DATA IN THIS EXERCISE
* begin *
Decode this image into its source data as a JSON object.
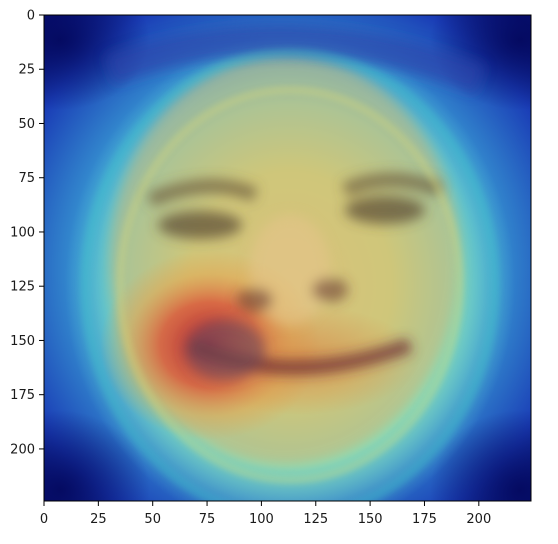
{
  "figure": {
    "image_description": "heatmap-overlay-on-face",
    "xlim": [
      0,
      224
    ],
    "ylim": [
      224,
      0
    ],
    "x_ticks": [
      {
        "value": 0,
        "label": "0"
      },
      {
        "value": 25,
        "label": "25"
      },
      {
        "value": 50,
        "label": "50"
      },
      {
        "value": 75,
        "label": "75"
      },
      {
        "value": 100,
        "label": "100"
      },
      {
        "value": 125,
        "label": "125"
      },
      {
        "value": 150,
        "label": "150"
      },
      {
        "value": 175,
        "label": "175"
      },
      {
        "value": 200,
        "label": "200"
      }
    ],
    "y_ticks": [
      {
        "value": 0,
        "label": "0"
      },
      {
        "value": 25,
        "label": "25"
      },
      {
        "value": 50,
        "label": "50"
      },
      {
        "value": 75,
        "label": "75"
      },
      {
        "value": 100,
        "label": "100"
      },
      {
        "value": 125,
        "label": "125"
      },
      {
        "value": 150,
        "label": "150"
      },
      {
        "value": 175,
        "label": "175"
      },
      {
        "value": 200,
        "label": "200"
      }
    ],
    "colors": {
      "background": "#ffffff",
      "axis": "#000000",
      "tick_label": "#1a1a1a",
      "cold": "#08127a",
      "cool": "#2f63d8",
      "mid": "#58d0c9",
      "warm": "#d8e06a",
      "hot": "#d95a3c"
    }
  }
}
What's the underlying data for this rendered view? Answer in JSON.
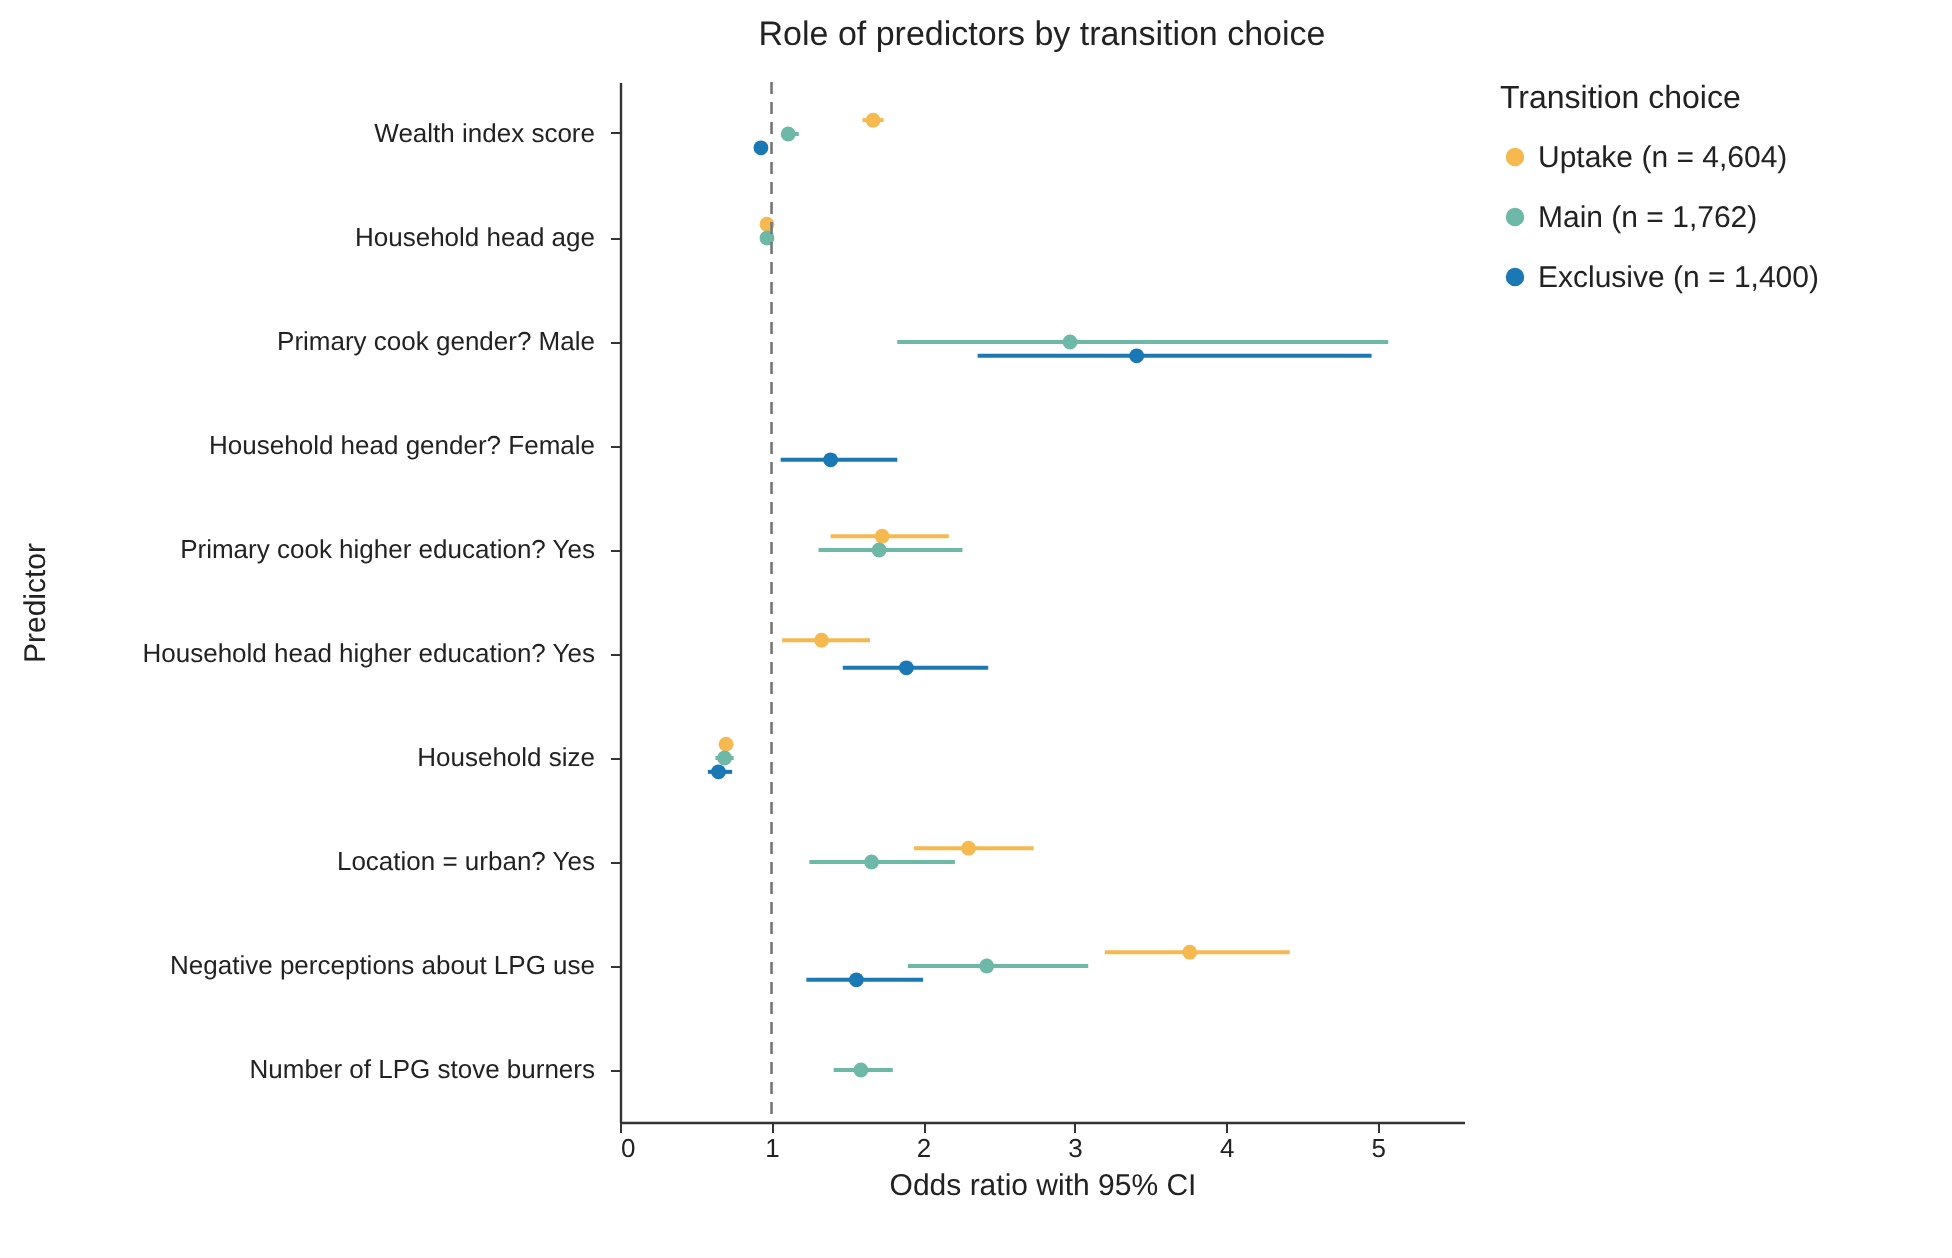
{
  "chart_data": {
    "type": "scatter",
    "orientation": "horizontal",
    "title": "Role of predictors by transition choice",
    "xlabel": "Odds ratio with 95% CI",
    "ylabel": "Predictor",
    "legend_title": "Transition choice",
    "legend": "right",
    "marker": "circle",
    "grid": false,
    "categories": [
      "Wealth index score",
      "Household head age",
      "Primary cook gender? Male",
      "Household head gender? Female",
      "Primary cook higher education? Yes",
      "Household head higher education? Yes",
      "Household size",
      "Location = urban? Yes",
      "Negative perceptions about LPG use",
      "Number of LPG stove burners"
    ],
    "xlim": [
      0,
      5.57
    ],
    "xticks": [
      0,
      1,
      2,
      3,
      4,
      5
    ],
    "ref_lines": [
      {
        "axis": "x",
        "value": 1,
        "color": "#777777",
        "line_style": "dashed"
      }
    ],
    "series": [
      {
        "name": "Uptake (n = 4,604)",
        "color": "#f5b94f",
        "values": [
          1.67,
          0.97,
          null,
          null,
          1.73,
          1.33,
          0.7,
          2.3,
          3.76,
          null
        ],
        "errors": [
          [
            1.6,
            1.74
          ],
          null,
          null,
          null,
          [
            1.39,
            2.17
          ],
          [
            1.07,
            1.65
          ],
          null,
          [
            1.94,
            2.73
          ],
          [
            3.2,
            4.42
          ],
          null
        ]
      },
      {
        "name": "Main (n = 1,762)",
        "color": "#6db8a6",
        "values": [
          1.11,
          0.97,
          2.97,
          null,
          1.71,
          null,
          0.69,
          1.66,
          2.42,
          1.59
        ],
        "errors": [
          [
            1.07,
            1.18
          ],
          null,
          [
            1.83,
            5.07
          ],
          null,
          [
            1.31,
            2.26
          ],
          null,
          [
            0.63,
            0.75
          ],
          [
            1.25,
            2.21
          ],
          [
            1.9,
            3.09
          ],
          [
            1.41,
            1.8
          ]
        ]
      },
      {
        "name": "Exclusive (n = 1,400)",
        "color": "#1a78b5",
        "values": [
          0.93,
          null,
          3.41,
          1.39,
          null,
          1.89,
          0.65,
          null,
          1.56,
          null
        ],
        "errors": [
          null,
          null,
          [
            2.36,
            4.96
          ],
          [
            1.06,
            1.83
          ],
          null,
          [
            1.47,
            2.43
          ],
          [
            0.58,
            0.74
          ],
          null,
          [
            1.23,
            2.0
          ],
          null
        ]
      }
    ]
  }
}
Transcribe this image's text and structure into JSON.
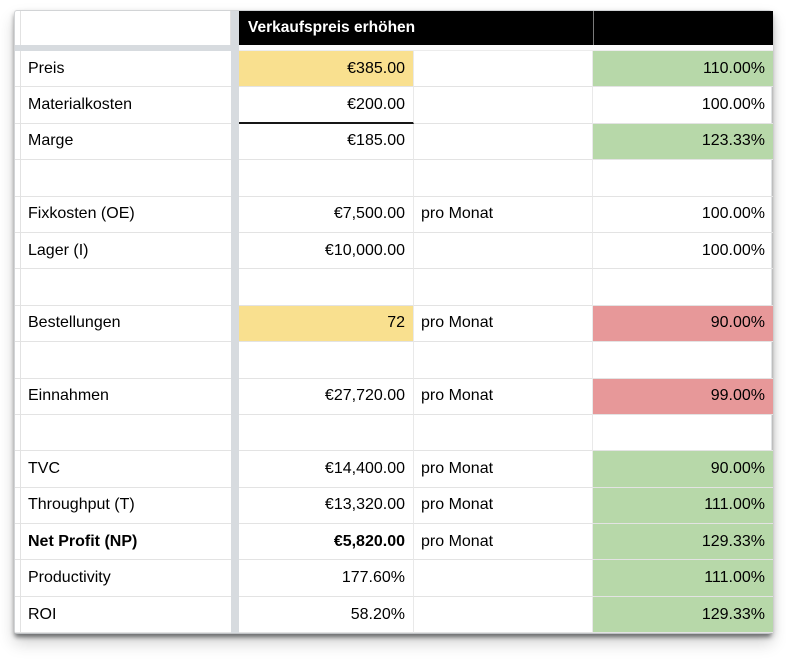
{
  "sheet": {
    "header_title": "Verkaufspreis erhöhen"
  },
  "colors": {
    "header_bg": "#000000",
    "header_text": "#ffffff",
    "yellow": "#f9e08f",
    "green": "#b7d8a9",
    "red": "#e79899"
  },
  "rows": [
    {
      "label": "Preis",
      "value": "€385.00",
      "unit": "",
      "percent": "110.00%",
      "value_bg": "yellow",
      "percent_bg": "green"
    },
    {
      "label": "Materialkosten",
      "value": "€200.00",
      "unit": "",
      "percent": "100.00%",
      "value_underline": true
    },
    {
      "label": "Marge",
      "value": "€185.00",
      "unit": "",
      "percent": "123.33%",
      "percent_bg": "green"
    },
    {
      "label": "",
      "value": "",
      "unit": "",
      "percent": ""
    },
    {
      "label": "Fixkosten (OE)",
      "value": "€7,500.00",
      "unit": "pro Monat",
      "percent": "100.00%"
    },
    {
      "label": "Lager (I)",
      "value": "€10,000.00",
      "unit": "",
      "percent": "100.00%"
    },
    {
      "label": "",
      "value": "",
      "unit": "",
      "percent": ""
    },
    {
      "label": "Bestellungen",
      "value": "72",
      "unit": "pro Monat",
      "percent": "90.00%",
      "value_bg": "yellow",
      "percent_bg": "red"
    },
    {
      "label": "",
      "value": "",
      "unit": "",
      "percent": ""
    },
    {
      "label": "Einnahmen",
      "value": "€27,720.00",
      "unit": "pro Monat",
      "percent": "99.00%",
      "percent_bg": "red"
    },
    {
      "label": "",
      "value": "",
      "unit": "",
      "percent": ""
    },
    {
      "label": "TVC",
      "value": "€14,400.00",
      "unit": "pro Monat",
      "percent": "90.00%",
      "percent_bg": "green"
    },
    {
      "label": "Throughput (T)",
      "value": "€13,320.00",
      "unit": "pro Monat",
      "percent": "111.00%",
      "percent_bg": "green"
    },
    {
      "label": "Net Profit (NP)",
      "value": "€5,820.00",
      "unit": "pro Monat",
      "percent": "129.33%",
      "percent_bg": "green",
      "bold": true
    },
    {
      "label": "Productivity",
      "value": "177.60%",
      "unit": "",
      "percent": "111.00%",
      "percent_bg": "green"
    },
    {
      "label": "ROI",
      "value": "58.20%",
      "unit": "",
      "percent": "129.33%",
      "percent_bg": "green"
    }
  ]
}
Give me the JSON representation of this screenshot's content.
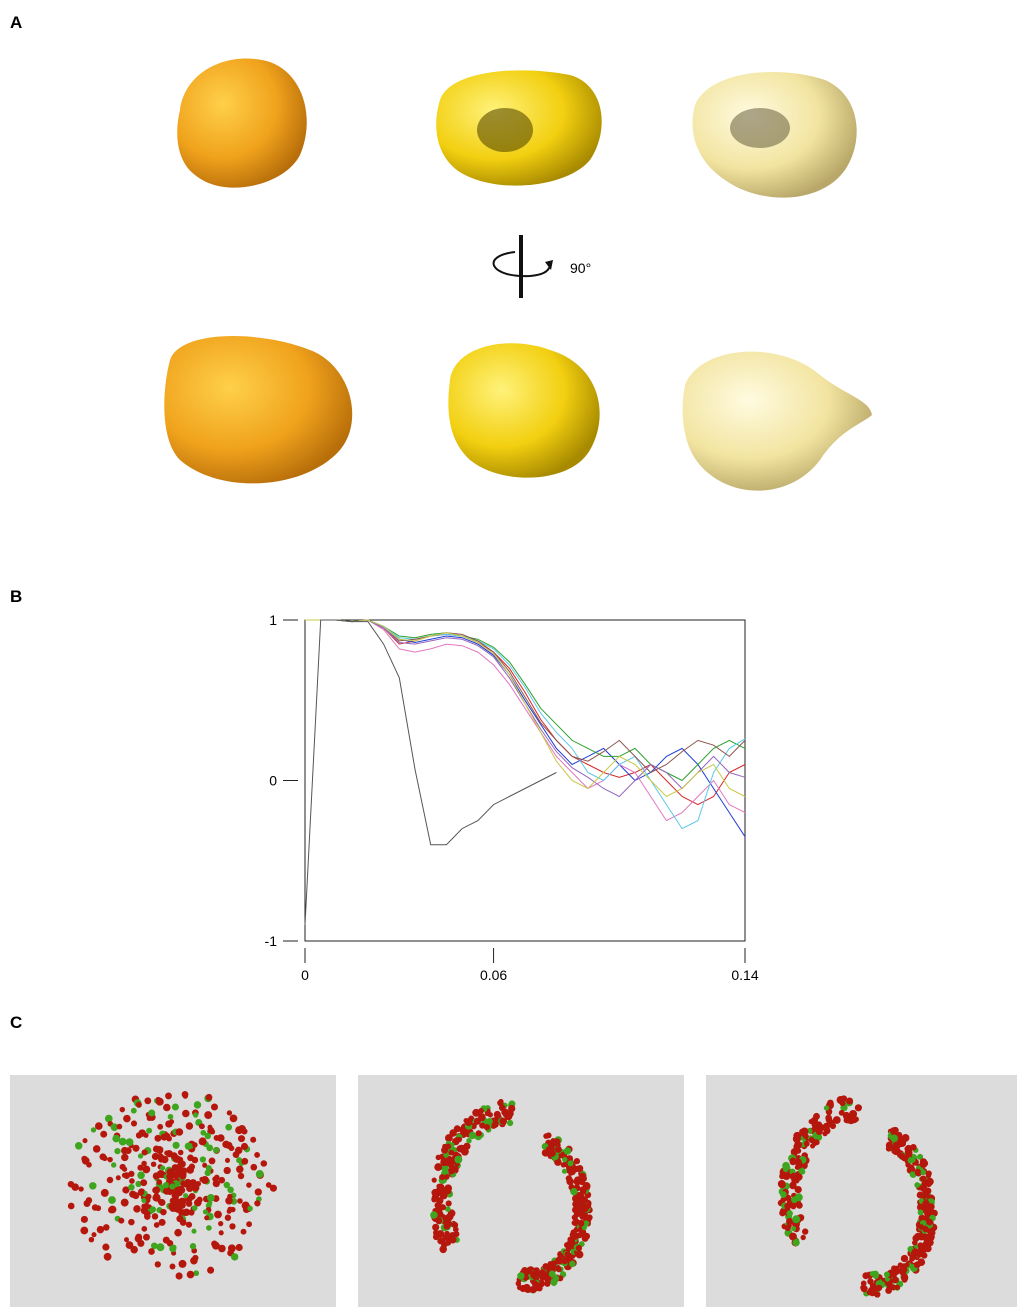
* end *
YOUR GOAL
From the listing, extract all text exactly as given and drop any picture.

THE ANSWER
Decode this image into its source data as a JSON object.
{
  "figure": {
    "image_description": "heatmap-overlay-on-face",
    "xlim": [
      0,
      224
    ],
    "ylim": [
      224,
      0
    ],
    "x_ticks": [
      {
        "value": 0,
        "label": "0"
      },
      {
        "value": 25,
        "label": "25"
      },
      {
        "value": 50,
        "label": "50"
      },
      {
        "value": 75,
        "label": "75"
      },
      {
        "value": 100,
        "label": "100"
      },
      {
        "value": 125,
        "label": "125"
      },
      {
        "value": 150,
        "label": "150"
      },
      {
        "value": 175,
        "label": "175"
      },
      {
        "value": 200,
        "label": "200"
      }
    ],
    "y_ticks": [
      {
        "value": 0,
        "label": "0"
      },
      {
        "value": 25,
        "label": "25"
      },
      {
        "value": 50,
        "label": "50"
      },
      {
        "value": 75,
        "label": "75"
      },
      {
        "value": 100,
        "label": "100"
      },
      {
        "value": 125,
        "label": "125"
      },
      {
        "value": 150,
        "label": "150"
      },
      {
        "value": 175,
        "label": "175"
      },
      {
        "value": 200,
        "label": "200"
      }
    ],
    "colors": {
      "background": "#ffffff",
      "axis": "#000000",
      "tick_label": "#1a1a1a",
      "cold": "#08127a",
      "cool": "#2f63d8",
      "mid": "#58d0c9",
      "warm": "#d8e06a",
      "hot": "#d95a3c"
    }
  }
}
What's the underlying data for this rendered view? Answer in JSON.
{
  "chart_data": {
    "type": "scatter",
    "orientation": "horizontal",
    "title": "Role of predictors by transition choice",
    "xlabel": "Odds ratio with 95% CI",
    "ylabel": "Predictor",
    "legend_title": "Transition choice",
    "legend": "right",
    "marker": "circle",
    "grid": false,
    "categories": [
      "Wealth index score",
      "Household head age",
      "Primary cook gender? Male",
      "Household head gender? Female",
      "Primary cook higher education? Yes",
      "Household head higher education? Yes",
      "Household size",
      "Location = urban? Yes",
      "Negative perceptions about LPG use",
      "Number of LPG stove burners"
    ],
    "xlim": [
      0,
      5.57
    ],
    "xticks": [
      0,
      1,
      2,
      3,
      4,
      5
    ],
    "ref_lines": [
      {
        "axis": "x",
        "value": 1,
        "color": "#777777",
        "line_style": "dashed"
      }
    ],
    "series": [
      {
        "name": "Uptake (n = 4,604)",
        "color": "#f5b94f",
        "values": [
          1.67,
          0.97,
          null,
          null,
          1.73,
          1.33,
          0.7,
          2.3,
          3.76,
          null
        ],
        "errors": [
          [
            1.6,
            1.74
          ],
          null,
          null,
          null,
          [
            1.39,
            2.17
          ],
          [
            1.07,
            1.65
          ],
          null,
          [
            1.94,
            2.73
          ],
          [
            3.2,
            4.42
          ],
          null
        ]
      },
      {
        "name": "Main (n = 1,762)",
        "color": "#6db8a6",
        "values": [
          1.11,
          0.97,
          2.97,
          null,
          1.71,
          null,
          0.69,
          1.66,
          2.42,
          1.59
        ],
        "errors": [
          [
            1.07,
            1.18
          ],
          null,
          [
            1.83,
            5.07
          ],
          null,
          [
            1.31,
            2.26
          ],
          null,
          [
            0.63,
            0.75
          ],
          [
            1.25,
            2.21
          ],
          [
            1.9,
            3.09
          ],
          [
            1.41,
            1.8
          ]
        ]
      },
      {
        "name": "Exclusive (n = 1,400)",
        "color": "#1a78b5",
        "values": [
          0.93,
          null,
          3.41,
          1.39,
          null,
          1.89,
          0.65,
          null,
          1.56,
          null
        ],
        "errors": [
          null,
          null,
          [
            2.36,
            4.96
          ],
          [
            1.06,
            1.83
          ],
          null,
          [
            1.47,
            2.43
          ],
          [
            0.58,
            0.74
          ],
          null,
          [
            1.23,
            2.0
          ],
          null
        ]
      }
    ]
  }
}
Transcribe this image's text and structure into JSON.
{
  "sheet": {
    "header_title": "Verkaufspreis erhöhen"
  },
  "colors": {
    "header_bg": "#000000",
    "header_text": "#ffffff",
    "yellow": "#f9e08f",
    "green": "#b7d8a9",
    "red": "#e79899"
  },
  "rows": [
    {
      "label": "Preis",
      "value": "€385.00",
      "unit": "",
      "percent": "110.00%",
      "value_bg": "yellow",
      "percent_bg": "green"
    },
    {
      "label": "Materialkosten",
      "value": "€200.00",
      "unit": "",
      "percent": "100.00%",
      "value_underline": true
    },
    {
      "label": "Marge",
      "value": "€185.00",
      "unit": "",
      "percent": "123.33%",
      "percent_bg": "green"
    },
    {
      "label": "",
      "value": "",
      "unit": "",
      "percent": ""
    },
    {
      "label": "Fixkosten (OE)",
      "value": "€7,500.00",
      "unit": "pro Monat",
      "percent": "100.00%"
    },
    {
      "label": "Lager (I)",
      "value": "€10,000.00",
      "unit": "",
      "percent": "100.00%"
    },
    {
      "label": "",
      "value": "",
      "unit": "",
      "percent": ""
    },
    {
      "label": "Bestellungen",
      "value": "72",
      "unit": "pro Monat",
      "percent": "90.00%",
      "value_bg": "yellow",
      "percent_bg": "red"
    },
    {
      "label": "",
      "value": "",
      "unit": "",
      "percent": ""
    },
    {
      "label": "Einnahmen",
      "value": "€27,720.00",
      "unit": "pro Monat",
      "percent": "99.00%",
      "percent_bg": "red"
    },
    {
      "label": "",
      "value": "",
      "unit": "",
      "percent": ""
    },
    {
      "label": "TVC",
      "value": "€14,400.00",
      "unit": "pro Monat",
      "percent": "90.00%",
      "percent_bg": "green"
    },
    {
      "label": "Throughput (T)",
      "value": "€13,320.00",
      "unit": "pro Monat",
      "percent": "111.00%",
      "percent_bg": "green"
    },
    {
      "label": "Net Profit (NP)",
      "value": "€5,820.00",
      "unit": "pro Monat",
      "percent": "129.33%",
      "percent_bg": "green",
      "bold": true
    },
    {
      "label": "Productivity",
      "value": "177.60%",
      "unit": "",
      "percent": "111.00%",
      "percent_bg": "green"
    },
    {
      "label": "ROI",
      "value": "58.20%",
      "unit": "",
      "percent": "129.33%",
      "percent_bg": "green"
    }
  ]
}
Give me the JSON representation of this screenshot's content.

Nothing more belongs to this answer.